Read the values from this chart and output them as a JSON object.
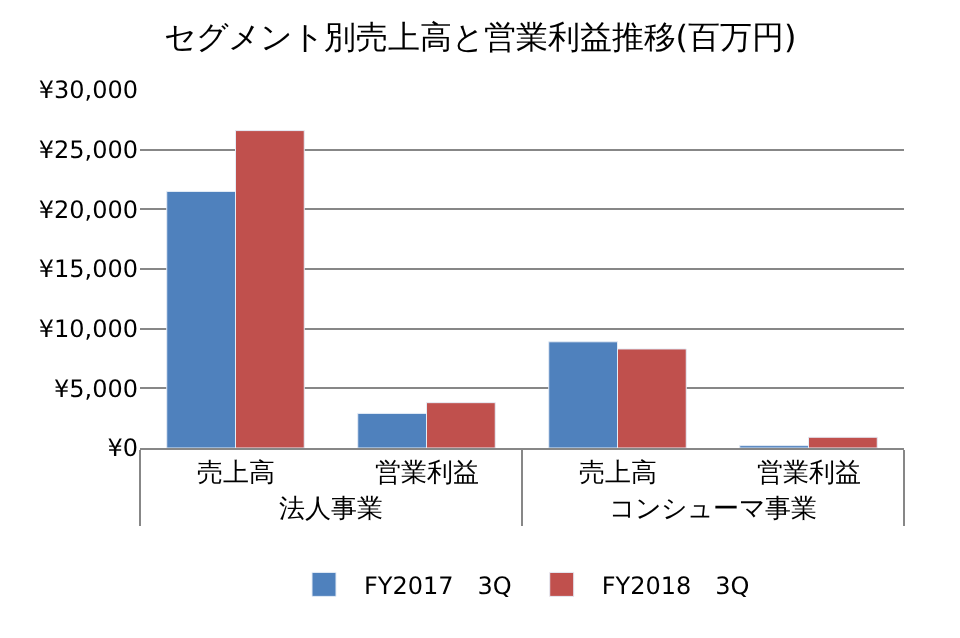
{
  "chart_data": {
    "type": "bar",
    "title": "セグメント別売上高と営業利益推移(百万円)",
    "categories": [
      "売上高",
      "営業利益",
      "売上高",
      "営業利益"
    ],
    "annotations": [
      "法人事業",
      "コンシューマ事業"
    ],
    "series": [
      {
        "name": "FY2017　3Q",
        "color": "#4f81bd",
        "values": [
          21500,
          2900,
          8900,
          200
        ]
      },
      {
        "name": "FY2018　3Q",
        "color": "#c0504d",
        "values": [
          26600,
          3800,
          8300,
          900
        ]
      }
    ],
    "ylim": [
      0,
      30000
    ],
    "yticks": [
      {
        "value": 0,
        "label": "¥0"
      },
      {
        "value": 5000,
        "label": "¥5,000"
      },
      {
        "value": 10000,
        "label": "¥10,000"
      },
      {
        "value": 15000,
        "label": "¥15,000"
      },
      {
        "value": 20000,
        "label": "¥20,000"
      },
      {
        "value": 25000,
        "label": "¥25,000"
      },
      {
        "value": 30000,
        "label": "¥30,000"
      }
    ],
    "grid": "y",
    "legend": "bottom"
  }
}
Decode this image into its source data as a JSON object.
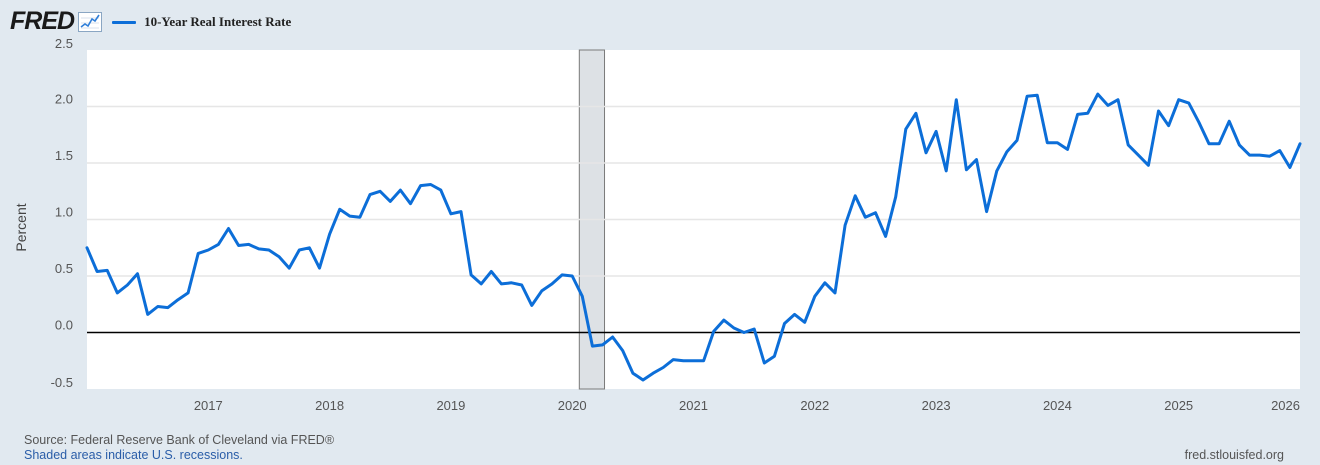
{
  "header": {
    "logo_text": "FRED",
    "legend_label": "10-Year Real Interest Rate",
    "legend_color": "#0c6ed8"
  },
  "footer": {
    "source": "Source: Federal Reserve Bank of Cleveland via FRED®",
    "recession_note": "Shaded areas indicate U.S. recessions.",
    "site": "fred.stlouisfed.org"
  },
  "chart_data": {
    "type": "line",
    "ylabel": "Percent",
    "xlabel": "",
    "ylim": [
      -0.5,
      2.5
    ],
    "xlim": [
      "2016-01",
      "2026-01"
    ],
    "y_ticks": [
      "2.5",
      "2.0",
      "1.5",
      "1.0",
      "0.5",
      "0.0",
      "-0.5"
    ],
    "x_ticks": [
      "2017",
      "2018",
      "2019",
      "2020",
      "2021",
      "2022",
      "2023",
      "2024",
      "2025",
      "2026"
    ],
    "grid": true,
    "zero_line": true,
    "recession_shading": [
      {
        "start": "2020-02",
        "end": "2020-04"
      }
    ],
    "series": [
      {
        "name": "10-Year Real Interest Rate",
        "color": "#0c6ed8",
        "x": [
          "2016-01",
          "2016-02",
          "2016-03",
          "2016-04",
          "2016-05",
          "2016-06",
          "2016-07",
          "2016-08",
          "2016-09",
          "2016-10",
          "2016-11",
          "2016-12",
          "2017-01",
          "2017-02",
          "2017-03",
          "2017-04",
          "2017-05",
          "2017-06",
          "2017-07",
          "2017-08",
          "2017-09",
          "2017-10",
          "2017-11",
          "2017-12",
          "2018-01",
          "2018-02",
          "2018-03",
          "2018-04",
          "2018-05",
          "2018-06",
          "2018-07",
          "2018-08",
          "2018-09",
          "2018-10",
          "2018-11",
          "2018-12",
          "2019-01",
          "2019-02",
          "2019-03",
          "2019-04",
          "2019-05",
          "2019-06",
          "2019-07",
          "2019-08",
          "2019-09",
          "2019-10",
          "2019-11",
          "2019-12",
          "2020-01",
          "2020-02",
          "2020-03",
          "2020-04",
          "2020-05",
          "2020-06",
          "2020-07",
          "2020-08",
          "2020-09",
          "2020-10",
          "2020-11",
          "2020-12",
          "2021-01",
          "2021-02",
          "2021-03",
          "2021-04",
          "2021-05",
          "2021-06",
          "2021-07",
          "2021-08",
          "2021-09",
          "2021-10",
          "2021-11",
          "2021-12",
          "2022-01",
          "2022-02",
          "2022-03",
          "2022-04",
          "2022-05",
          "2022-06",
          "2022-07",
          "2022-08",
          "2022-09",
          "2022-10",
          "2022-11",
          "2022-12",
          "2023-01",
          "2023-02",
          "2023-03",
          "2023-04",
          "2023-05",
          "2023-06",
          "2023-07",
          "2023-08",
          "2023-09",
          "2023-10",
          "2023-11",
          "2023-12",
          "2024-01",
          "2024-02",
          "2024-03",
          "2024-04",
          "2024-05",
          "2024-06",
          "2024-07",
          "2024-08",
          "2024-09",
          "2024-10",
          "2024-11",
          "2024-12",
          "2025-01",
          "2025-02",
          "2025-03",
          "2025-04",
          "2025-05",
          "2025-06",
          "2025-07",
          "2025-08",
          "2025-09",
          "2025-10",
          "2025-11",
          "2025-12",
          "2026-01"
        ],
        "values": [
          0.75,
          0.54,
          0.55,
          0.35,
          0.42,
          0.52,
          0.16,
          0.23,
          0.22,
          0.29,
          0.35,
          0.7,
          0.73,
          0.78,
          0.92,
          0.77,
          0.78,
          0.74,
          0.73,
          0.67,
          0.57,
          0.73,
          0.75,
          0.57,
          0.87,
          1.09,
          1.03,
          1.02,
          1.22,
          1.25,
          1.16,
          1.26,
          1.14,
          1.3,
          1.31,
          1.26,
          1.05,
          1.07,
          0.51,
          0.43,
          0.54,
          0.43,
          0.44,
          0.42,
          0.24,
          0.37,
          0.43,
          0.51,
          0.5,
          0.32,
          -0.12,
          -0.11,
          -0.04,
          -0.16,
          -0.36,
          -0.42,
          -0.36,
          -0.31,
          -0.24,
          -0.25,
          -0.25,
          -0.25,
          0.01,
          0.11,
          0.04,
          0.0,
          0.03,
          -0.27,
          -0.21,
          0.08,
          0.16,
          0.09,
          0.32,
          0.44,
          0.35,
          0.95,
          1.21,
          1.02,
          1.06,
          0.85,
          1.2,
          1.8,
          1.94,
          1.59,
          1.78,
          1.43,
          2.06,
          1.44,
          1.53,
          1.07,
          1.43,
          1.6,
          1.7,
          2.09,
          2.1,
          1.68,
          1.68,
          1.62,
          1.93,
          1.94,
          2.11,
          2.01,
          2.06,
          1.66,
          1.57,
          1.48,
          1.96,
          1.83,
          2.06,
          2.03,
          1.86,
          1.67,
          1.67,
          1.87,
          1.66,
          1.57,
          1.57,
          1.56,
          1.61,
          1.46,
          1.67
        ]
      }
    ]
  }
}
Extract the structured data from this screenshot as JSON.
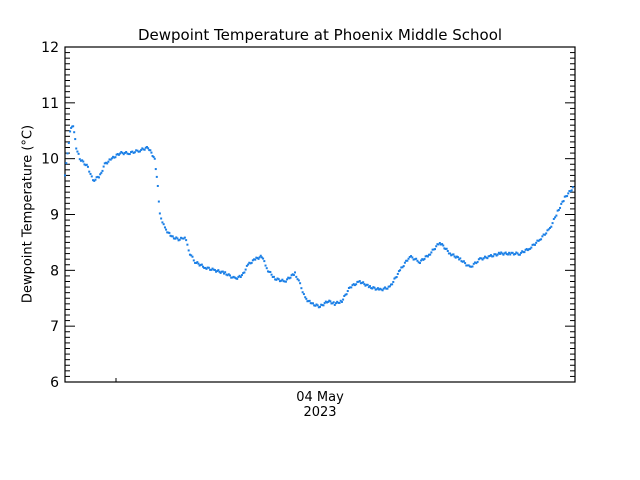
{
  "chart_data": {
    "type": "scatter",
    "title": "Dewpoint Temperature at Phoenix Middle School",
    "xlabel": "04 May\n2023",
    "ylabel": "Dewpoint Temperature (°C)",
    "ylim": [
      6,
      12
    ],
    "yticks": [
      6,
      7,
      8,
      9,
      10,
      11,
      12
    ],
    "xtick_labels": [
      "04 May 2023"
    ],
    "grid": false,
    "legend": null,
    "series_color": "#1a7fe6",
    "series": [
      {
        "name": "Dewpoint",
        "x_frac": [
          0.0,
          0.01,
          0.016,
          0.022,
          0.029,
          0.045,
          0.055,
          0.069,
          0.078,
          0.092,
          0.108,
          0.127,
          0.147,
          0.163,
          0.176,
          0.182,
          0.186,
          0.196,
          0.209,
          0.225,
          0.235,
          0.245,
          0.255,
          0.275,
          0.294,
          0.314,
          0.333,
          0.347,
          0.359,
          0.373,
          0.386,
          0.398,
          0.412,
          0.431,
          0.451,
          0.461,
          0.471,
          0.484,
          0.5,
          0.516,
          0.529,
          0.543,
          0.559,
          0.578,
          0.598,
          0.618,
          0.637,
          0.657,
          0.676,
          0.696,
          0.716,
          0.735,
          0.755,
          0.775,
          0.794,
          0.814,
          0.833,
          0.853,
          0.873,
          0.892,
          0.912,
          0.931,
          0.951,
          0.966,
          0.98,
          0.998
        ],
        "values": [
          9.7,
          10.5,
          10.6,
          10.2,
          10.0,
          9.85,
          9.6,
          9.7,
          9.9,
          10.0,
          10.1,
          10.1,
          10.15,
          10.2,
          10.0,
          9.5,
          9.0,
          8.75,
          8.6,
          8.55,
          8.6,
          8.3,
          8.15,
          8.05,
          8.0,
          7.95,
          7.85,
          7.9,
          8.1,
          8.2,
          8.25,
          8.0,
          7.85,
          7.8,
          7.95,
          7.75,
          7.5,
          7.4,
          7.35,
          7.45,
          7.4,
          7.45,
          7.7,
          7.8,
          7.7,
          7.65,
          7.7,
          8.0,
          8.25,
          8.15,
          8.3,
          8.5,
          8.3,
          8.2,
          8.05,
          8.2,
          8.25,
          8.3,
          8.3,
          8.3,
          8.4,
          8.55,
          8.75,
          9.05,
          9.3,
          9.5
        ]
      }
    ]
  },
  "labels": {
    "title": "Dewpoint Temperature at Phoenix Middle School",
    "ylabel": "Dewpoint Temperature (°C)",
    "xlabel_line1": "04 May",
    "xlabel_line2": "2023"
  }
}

:::

* **Task statement**
In the entries above, find every line holding the word "name" and copy it out.

* **The output**
        "name": "FY2017　3Q",
        "name": "FY2018　3Q",
        "name": "10-Year Real Interest Rate",
        "name": "Dewpoint",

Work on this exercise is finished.